• YOUR INSTRUCTIONS: The records below are to be quoted in full; please keep every word exact.

::::

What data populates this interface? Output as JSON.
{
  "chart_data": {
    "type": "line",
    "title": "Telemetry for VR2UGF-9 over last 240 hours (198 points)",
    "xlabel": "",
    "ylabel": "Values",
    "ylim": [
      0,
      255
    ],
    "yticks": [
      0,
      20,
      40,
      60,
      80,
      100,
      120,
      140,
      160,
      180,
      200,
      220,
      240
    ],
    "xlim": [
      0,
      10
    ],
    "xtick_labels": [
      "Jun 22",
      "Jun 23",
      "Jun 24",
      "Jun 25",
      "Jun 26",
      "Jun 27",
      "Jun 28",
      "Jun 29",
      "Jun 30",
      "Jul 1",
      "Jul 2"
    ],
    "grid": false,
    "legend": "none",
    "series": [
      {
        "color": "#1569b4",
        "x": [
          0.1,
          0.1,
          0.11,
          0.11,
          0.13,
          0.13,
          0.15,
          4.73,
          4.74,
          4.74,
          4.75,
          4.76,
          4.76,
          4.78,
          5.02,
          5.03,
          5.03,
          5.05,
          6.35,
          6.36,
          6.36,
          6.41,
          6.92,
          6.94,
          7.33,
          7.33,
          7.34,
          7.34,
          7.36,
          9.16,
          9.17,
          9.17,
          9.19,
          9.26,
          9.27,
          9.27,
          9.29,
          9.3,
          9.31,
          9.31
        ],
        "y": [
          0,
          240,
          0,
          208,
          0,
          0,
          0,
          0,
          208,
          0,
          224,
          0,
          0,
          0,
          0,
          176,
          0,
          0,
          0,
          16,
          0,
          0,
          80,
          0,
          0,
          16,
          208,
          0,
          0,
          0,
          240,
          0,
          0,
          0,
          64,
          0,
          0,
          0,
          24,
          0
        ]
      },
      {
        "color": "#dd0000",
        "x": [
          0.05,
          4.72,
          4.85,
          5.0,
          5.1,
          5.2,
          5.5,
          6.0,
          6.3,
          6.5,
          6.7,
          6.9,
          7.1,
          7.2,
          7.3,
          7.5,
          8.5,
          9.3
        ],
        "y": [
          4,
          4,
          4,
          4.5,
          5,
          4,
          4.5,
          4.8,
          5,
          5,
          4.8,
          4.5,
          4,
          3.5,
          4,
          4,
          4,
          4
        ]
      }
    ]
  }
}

::::

• EXERCISE RESULT:
What data populates this interface? Output as JSON.
{
  "chart_data": {
    "type": "line",
    "title": "Telemetry for VR2UGF-9 over last 240 hours (198 points)",
    "xlabel": "",
    "ylabel": "Values",
    "ylim": [
      0,
      255
    ],
    "yticks": [
      0,
      20,
      40,
      60,
      80,
      100,
      120,
      140,
      160,
      180,
      200,
      220,
      240
    ],
    "xlim": [
      0,
      10
    ],
    "xtick_labels": [
      "Jun 22",
      "Jun 23",
      "Jun 24",
      "Jun 25",
      "Jun 26",
      "Jun 27",
      "Jun 28",
      "Jun 29",
      "Jun 30",
      "Jul 1",
      "Jul 2"
    ],
    "grid": false,
    "legend": "none",
    "series": [
      {
        "color": "#1569b4",
        "x": [
          0.1,
          0.1,
          0.11,
          0.11,
          0.13,
          0.13,
          0.15,
          4.73,
          4.74,
          4.74,
          4.75,
          4.76,
          4.76,
          4.78,
          5.02,
          5.03,
          5.03,
          5.05,
          6.35,
          6.36,
          6.36,
          6.41,
          6.92,
          6.94,
          7.33,
          7.33,
          7.34,
          7.34,
          7.36,
          9.16,
          9.17,
          9.17,
          9.19,
          9.26,
          9.27,
          9.27,
          9.29,
          9.3,
          9.31,
          9.31
        ],
        "y": [
          0,
          240,
          0,
          208,
          0,
          0,
          0,
          0,
          208,
          0,
          224,
          0,
          0,
          0,
          0,
          176,
          0,
          0,
          0,
          16,
          0,
          0,
          80,
          0,
          0,
          16,
          208,
          0,
          0,
          0,
          240,
          0,
          0,
          0,
          64,
          0,
          0,
          0,
          24,
          0
        ]
      },
      {
        "color": "#dd0000",
        "x": [
          0.05,
          4.72,
          4.85,
          5.0,
          5.1,
          5.2,
          5.5,
          6.0,
          6.3,
          6.5,
          6.7,
          6.9,
          7.1,
          7.2,
          7.3,
          7.5,
          8.5,
          9.3
        ],
        "y": [
          4,
          4,
          4,
          4.5,
          5,
          4,
          4.5,
          4.8,
          5,
          5,
          4.8,
          4.5,
          4,
          3.5,
          4,
          4,
          4,
          4
        ]
      }
    ]
  }
}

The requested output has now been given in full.